DIRECTIONS FOR THIS TASK:
Find every line of the listing below where "auch" appears, and copy it.
— START PROVIDED DATA —
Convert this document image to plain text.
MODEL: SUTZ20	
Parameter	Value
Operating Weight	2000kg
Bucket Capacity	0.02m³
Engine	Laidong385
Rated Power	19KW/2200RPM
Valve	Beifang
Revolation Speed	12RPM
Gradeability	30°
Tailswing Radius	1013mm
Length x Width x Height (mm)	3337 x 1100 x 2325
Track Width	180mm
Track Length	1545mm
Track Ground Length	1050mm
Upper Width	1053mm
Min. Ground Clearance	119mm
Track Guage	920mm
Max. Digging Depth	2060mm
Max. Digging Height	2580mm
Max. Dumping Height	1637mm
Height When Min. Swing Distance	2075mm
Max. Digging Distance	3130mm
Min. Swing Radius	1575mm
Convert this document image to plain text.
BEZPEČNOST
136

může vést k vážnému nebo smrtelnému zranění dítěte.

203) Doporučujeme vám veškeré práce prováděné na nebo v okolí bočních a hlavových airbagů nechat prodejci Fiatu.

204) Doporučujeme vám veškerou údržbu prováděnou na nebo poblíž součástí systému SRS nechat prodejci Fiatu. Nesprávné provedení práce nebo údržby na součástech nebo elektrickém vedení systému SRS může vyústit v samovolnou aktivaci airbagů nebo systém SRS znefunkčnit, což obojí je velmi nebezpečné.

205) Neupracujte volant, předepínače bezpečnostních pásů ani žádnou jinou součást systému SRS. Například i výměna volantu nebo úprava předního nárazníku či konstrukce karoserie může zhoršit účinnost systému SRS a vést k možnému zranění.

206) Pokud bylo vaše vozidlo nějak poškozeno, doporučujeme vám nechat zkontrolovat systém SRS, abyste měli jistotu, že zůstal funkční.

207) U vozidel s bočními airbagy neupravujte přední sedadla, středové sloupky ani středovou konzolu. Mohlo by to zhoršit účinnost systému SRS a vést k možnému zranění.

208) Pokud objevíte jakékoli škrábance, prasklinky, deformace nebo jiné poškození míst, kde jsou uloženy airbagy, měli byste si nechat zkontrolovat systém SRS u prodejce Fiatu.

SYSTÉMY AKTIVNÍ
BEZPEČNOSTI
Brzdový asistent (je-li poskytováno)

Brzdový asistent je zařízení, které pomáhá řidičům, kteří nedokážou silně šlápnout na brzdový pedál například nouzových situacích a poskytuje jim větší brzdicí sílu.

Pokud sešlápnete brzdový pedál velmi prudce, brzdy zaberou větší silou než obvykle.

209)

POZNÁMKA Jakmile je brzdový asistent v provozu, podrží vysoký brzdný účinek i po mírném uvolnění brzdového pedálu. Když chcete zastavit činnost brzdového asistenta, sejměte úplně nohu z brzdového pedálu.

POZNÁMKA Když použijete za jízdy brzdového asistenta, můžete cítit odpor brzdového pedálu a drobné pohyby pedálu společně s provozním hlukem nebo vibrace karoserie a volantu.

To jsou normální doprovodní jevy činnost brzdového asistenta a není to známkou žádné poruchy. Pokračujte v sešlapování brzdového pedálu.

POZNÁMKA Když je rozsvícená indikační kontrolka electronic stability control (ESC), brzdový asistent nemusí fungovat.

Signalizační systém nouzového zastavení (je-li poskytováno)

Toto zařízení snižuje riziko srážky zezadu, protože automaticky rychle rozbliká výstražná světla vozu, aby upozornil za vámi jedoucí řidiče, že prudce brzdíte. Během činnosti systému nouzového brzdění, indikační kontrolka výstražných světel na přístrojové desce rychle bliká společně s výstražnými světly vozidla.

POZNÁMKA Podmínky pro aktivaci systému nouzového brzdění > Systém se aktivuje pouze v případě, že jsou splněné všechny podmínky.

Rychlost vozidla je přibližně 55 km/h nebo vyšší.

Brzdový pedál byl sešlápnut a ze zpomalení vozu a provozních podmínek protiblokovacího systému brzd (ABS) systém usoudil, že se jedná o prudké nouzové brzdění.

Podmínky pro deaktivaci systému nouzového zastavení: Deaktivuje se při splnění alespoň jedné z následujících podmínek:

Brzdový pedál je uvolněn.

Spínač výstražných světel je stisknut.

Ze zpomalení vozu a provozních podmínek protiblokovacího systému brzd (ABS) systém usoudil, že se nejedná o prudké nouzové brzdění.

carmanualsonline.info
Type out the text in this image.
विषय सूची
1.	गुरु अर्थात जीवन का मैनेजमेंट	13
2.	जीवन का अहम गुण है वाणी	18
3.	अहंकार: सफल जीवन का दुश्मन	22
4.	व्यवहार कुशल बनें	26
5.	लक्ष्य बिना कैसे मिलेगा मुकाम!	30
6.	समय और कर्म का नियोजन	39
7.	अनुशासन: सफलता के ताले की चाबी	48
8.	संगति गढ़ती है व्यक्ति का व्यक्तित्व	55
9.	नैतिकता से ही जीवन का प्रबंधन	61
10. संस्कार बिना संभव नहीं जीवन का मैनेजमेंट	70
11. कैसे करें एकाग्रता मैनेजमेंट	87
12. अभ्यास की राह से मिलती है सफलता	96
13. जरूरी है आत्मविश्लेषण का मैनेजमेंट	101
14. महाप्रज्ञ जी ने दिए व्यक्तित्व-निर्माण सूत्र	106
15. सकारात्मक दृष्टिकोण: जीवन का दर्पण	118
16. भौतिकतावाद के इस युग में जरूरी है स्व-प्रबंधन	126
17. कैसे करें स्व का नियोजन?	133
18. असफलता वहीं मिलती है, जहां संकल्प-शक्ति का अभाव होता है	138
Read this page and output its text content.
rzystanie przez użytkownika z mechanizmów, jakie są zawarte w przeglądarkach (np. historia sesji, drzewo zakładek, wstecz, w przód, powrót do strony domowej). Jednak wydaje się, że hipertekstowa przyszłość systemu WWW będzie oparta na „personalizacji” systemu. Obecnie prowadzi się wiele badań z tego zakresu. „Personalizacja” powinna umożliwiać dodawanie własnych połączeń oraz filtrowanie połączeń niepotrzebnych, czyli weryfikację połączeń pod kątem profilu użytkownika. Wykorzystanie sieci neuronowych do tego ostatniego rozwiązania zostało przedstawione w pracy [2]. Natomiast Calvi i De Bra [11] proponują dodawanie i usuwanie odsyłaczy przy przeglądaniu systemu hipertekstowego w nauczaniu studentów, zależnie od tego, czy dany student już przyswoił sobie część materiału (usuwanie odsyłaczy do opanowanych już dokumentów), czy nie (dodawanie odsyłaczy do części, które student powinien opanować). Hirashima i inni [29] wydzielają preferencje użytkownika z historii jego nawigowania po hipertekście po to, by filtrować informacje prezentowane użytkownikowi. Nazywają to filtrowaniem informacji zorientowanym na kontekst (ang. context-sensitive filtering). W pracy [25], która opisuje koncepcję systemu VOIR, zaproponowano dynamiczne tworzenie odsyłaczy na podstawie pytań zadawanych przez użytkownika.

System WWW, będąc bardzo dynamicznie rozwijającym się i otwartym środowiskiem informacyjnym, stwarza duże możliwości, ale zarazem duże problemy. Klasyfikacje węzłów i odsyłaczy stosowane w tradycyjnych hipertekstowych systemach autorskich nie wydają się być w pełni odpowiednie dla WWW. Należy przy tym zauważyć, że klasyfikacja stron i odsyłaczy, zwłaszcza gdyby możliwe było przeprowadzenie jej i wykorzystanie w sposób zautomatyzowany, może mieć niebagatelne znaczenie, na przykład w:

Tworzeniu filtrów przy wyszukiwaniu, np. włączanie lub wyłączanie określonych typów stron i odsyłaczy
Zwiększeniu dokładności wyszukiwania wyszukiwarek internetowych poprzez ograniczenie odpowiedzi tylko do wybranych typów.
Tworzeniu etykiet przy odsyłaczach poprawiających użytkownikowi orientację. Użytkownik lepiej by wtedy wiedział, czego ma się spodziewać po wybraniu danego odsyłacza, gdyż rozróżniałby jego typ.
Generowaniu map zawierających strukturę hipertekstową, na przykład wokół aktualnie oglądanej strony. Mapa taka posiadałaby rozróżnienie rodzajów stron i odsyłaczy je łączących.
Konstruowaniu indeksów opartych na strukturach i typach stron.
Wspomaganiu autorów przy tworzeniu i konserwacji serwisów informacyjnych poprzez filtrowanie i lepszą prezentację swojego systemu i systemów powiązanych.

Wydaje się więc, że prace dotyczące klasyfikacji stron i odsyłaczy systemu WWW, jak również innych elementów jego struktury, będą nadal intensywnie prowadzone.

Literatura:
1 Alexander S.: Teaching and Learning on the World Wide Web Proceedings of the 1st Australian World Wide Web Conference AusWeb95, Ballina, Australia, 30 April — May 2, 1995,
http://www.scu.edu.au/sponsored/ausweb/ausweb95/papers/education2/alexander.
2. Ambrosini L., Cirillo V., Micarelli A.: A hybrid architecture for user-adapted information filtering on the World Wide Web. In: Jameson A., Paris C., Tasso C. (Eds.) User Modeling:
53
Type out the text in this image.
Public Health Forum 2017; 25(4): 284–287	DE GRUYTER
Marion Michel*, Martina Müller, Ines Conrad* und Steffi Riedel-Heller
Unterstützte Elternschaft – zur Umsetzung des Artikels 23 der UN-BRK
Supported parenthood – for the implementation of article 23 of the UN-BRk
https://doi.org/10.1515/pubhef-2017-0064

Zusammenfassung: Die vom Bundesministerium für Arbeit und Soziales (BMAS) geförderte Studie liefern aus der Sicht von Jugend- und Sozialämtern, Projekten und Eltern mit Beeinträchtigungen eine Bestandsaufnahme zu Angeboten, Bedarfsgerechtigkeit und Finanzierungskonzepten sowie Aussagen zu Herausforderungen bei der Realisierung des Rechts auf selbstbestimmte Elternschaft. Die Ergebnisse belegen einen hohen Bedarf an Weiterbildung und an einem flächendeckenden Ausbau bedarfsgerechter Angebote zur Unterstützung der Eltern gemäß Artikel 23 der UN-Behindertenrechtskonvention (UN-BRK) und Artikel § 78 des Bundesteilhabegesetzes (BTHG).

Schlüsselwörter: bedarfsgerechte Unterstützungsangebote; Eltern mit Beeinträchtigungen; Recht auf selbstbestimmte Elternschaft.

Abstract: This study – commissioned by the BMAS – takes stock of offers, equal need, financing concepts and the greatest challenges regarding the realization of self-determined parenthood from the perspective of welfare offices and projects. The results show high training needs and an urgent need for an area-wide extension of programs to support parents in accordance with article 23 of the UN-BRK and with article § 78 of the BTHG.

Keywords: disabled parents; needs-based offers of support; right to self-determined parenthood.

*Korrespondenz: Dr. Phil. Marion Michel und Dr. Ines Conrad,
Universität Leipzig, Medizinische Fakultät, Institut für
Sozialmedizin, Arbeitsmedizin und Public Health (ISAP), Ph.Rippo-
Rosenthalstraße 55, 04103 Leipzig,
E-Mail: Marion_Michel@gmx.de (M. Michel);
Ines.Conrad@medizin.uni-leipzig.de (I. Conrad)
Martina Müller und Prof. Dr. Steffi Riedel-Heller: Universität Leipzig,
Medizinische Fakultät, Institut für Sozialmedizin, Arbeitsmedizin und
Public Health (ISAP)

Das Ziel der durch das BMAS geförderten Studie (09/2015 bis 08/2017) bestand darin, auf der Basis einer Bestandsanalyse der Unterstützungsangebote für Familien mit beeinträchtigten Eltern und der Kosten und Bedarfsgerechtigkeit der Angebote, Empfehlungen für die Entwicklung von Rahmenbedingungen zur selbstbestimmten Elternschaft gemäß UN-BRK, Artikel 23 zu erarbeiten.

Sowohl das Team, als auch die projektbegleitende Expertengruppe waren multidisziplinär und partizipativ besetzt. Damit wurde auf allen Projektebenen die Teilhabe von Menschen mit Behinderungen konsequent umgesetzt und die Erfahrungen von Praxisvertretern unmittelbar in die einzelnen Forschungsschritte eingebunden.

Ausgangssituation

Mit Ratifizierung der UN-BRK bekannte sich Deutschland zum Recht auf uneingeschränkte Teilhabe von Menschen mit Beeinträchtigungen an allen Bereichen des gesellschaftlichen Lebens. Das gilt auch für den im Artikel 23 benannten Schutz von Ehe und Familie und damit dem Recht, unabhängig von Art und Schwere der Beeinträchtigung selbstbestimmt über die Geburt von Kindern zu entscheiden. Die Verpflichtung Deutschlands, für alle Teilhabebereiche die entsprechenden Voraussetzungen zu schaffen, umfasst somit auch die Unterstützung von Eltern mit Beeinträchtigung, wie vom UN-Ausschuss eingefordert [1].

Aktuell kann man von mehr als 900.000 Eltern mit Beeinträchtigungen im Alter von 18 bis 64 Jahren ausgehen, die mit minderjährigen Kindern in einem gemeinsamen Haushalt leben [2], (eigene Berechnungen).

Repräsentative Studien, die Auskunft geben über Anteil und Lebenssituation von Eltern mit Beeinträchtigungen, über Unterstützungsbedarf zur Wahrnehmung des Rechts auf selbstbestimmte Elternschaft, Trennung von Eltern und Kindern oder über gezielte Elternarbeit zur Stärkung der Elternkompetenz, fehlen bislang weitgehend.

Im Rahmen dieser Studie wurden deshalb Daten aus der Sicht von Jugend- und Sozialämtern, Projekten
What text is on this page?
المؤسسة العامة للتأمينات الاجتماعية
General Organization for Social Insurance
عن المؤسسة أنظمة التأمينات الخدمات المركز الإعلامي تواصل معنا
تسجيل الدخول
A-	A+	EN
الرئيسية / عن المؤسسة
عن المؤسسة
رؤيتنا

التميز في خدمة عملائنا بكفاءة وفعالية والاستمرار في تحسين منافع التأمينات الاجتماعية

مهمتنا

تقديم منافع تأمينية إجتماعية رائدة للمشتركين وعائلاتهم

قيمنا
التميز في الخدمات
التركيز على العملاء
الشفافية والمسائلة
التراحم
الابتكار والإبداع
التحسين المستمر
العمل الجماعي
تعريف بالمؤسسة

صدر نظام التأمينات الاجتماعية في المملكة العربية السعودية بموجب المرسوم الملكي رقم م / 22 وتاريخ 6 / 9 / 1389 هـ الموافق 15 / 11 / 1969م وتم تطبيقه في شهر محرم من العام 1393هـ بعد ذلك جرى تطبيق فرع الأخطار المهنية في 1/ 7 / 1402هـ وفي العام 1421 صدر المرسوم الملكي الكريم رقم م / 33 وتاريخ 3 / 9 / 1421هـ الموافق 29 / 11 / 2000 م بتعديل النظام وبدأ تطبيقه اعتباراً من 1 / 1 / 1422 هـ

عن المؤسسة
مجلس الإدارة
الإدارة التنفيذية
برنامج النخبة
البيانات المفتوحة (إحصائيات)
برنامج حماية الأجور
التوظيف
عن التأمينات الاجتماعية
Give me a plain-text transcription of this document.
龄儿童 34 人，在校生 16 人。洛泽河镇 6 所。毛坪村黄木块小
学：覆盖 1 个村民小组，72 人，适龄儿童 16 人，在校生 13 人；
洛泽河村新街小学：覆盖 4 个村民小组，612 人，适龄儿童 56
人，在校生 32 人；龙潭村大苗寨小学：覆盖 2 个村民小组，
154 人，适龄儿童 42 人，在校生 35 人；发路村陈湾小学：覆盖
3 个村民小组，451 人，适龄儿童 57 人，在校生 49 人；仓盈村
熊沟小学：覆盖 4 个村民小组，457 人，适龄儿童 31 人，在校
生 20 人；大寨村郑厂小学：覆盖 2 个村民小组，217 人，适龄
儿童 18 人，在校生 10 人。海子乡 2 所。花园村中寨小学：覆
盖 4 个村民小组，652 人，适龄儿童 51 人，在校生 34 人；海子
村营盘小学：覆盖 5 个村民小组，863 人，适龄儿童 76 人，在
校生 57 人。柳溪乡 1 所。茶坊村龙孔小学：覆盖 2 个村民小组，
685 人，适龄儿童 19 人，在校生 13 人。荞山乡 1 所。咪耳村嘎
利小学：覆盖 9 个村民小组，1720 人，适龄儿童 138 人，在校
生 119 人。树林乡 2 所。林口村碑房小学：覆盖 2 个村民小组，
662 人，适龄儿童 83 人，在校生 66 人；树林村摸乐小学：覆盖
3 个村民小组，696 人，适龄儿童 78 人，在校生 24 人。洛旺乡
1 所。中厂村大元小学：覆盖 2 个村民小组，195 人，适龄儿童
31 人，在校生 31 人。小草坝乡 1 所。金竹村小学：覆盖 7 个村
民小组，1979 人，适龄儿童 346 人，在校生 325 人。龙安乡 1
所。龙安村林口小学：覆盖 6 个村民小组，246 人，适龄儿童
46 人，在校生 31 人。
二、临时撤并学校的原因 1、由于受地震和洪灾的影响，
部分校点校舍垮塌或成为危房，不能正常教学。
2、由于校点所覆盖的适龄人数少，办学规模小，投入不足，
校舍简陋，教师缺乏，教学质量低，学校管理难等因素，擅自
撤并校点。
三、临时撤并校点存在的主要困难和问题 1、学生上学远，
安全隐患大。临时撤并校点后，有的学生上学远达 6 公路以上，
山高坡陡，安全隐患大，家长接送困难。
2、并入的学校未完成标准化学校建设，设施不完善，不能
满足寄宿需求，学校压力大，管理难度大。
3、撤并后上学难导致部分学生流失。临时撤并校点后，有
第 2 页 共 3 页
— END PROVIDED DATA —
COMPLETE RESPONSE:
Sowohl das Team, als auch die projektbegleitende Expertengruppe waren multidisziplinär und partizipativ besetzt. Damit wurde auf allen Projektebenen die Teilhabe von Menschen mit Behinderungen konsequent umgesetzt und die Erfahrungen von Praxisvertretern unmittelbar in die einzelnen Forschungsschritte eingebunden.
Mit Ratifizierung der UN-BRK bekannte sich Deutschland zum Recht auf uneingeschränkte Teilhabe von Menschen mit Beeinträchtigungen an allen Bereichen des gesellschaftlichen Lebens. Das gilt auch für den im Artikel 23 benannten Schutz von Ehe und Familie und damit dem Recht, unabhängig von Art und Schwere der Beeinträchtigung selbstbestimmt über die Geburt von Kindern zu entscheiden. Die Verpflichtung Deutschlands, für alle Teilhabebereiche die entsprechenden Voraussetzungen zu schaffen, umfasst somit auch die Unterstützung von Eltern mit Beeinträchtigung, wie vom UN-Ausschuss eingefordert [1].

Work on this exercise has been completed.